→ Page excerpt
I have recently been reading the autobiography of one of my favorite historians, Will Durant.  The book is entitled Dual Autobiography, as it outlines the life not just of Will Durant, but also the life of his wife Ariel.  Mrs. Durant assisted her husband so considerably in the later stages of his monumental multi-volume opus The Story of Civilization that she was given the credit of co-authorship of the final volumes.  Their life struggles and trials make for fascinating reading; I had always admired them for their literary qualities, and was happy to discover that I could admire them for their personal qualities as well.

One passage caught my eye and arrested my attention.  Mrs. Durant describes a lecture she delivered in 1927 to a group of “modern women” (what would now be called feminists).  The topic of the lecture was the ultimate purpose of female “emancipation.”  Daring to take an unpopular line with her ardent assemblage of auditors, she urged women not to cast off their traditional roles too hastily.  Her words are so prescient, and so uncannily accurate, that I must quote them here at length:

I accepted the emancipation of woman as a natural result of the continuing Industrial Revolution, replacing domestic drudgery with gadgets and cans…But if emancipation meant a revolt against marriage, and an exaltation of career above motherhood, it would bring a regrettable masculinity in women and a corresponding effeminacy in men.  What will be the gain when women wear pants and men have soprano voices?…What shall we say of the many abnormalities that have increased in…our age of transition?  The progress of inversion, perversion,…a third sex?…Have we the right to say anything if men wistfully long for a home while women crowd tearooms, cafes, and cabarets?…So I pleaded for moderation, for “a revolt against the excess of revolt.”

→ Objectives
**1.** According to the excerpt on the Durants' Dual Autobiography, in what year did Ariel Durant deliver her lecture to a group of "modern women"?
**2.** Pick up the excerpt on the Durants' Dual Autobiography after its final sentence and carry it forward.

→ Dataset content
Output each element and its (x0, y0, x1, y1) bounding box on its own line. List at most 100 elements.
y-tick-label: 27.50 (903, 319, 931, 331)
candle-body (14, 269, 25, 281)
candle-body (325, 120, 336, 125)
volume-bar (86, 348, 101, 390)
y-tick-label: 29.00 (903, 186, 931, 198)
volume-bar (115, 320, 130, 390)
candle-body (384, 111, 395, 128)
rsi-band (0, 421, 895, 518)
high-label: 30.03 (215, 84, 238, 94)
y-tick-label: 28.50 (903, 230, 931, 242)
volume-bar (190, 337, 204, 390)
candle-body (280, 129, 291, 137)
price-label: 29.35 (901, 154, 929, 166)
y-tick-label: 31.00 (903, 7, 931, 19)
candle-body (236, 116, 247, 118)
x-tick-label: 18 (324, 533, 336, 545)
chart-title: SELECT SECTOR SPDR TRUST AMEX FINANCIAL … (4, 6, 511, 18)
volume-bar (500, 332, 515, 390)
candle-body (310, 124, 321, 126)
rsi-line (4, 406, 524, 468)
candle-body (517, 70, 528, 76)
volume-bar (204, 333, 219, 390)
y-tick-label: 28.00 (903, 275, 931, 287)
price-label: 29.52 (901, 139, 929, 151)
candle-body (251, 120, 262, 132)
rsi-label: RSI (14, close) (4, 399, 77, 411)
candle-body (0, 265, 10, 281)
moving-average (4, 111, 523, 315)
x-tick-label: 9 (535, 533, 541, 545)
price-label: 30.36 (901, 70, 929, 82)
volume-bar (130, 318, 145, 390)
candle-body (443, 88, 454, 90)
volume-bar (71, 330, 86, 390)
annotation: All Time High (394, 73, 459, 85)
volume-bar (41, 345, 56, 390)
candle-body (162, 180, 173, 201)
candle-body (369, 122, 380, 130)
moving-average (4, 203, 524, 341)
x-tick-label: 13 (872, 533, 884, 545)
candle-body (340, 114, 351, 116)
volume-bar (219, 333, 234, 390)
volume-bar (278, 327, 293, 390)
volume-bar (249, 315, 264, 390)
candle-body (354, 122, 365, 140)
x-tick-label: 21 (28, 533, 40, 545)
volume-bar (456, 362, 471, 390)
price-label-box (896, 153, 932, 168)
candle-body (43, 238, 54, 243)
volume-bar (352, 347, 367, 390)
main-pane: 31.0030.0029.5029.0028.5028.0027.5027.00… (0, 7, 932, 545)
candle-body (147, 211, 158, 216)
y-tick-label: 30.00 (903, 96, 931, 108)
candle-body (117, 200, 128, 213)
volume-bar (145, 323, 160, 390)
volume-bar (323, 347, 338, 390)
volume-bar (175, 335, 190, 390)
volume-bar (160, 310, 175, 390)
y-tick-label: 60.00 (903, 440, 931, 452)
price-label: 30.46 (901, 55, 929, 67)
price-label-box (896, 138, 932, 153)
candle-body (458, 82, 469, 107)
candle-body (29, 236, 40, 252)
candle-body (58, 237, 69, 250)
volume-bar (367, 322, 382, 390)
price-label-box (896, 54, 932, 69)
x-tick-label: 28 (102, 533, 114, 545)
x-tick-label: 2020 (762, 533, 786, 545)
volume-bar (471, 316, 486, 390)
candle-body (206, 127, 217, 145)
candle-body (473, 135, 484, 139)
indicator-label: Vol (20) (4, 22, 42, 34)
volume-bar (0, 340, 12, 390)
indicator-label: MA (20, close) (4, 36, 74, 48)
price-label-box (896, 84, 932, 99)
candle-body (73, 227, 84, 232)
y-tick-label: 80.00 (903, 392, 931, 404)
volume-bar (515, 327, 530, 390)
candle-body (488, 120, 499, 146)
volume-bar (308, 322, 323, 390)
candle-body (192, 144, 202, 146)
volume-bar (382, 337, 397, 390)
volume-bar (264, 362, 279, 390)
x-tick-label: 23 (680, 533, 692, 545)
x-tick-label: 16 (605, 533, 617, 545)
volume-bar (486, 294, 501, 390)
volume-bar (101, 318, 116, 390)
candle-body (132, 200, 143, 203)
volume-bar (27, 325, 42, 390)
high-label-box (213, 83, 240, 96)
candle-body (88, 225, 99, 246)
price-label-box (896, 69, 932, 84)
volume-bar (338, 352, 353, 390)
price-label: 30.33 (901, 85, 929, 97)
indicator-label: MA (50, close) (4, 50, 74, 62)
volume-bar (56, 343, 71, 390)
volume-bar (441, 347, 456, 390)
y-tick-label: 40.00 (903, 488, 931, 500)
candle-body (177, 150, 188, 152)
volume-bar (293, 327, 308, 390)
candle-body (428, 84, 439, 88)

→ Results
**1.** 1927

**2.**
Remember that these words were delivered in 1927.  They predict precisely that trajectory of gender relations that has played out in the past eighty years; and unfortunately, we are now forced to admit that Mrs. Durant’s admonitions went unheeded.  This “progress of inversion and perversion” [of the sex roles] has become a reality.  We now have precisely the type of society she warned us to avoid:  female exaltation of career over all else, the deliberate masculinization of women, the corresponding effeminacy of men, and the rise of an androgynous and neutered “third sex” that has completely withdrawn from the human mating game.  These are the general contours of American society in 2014.

evolution2

The modern man enjoying his leisure.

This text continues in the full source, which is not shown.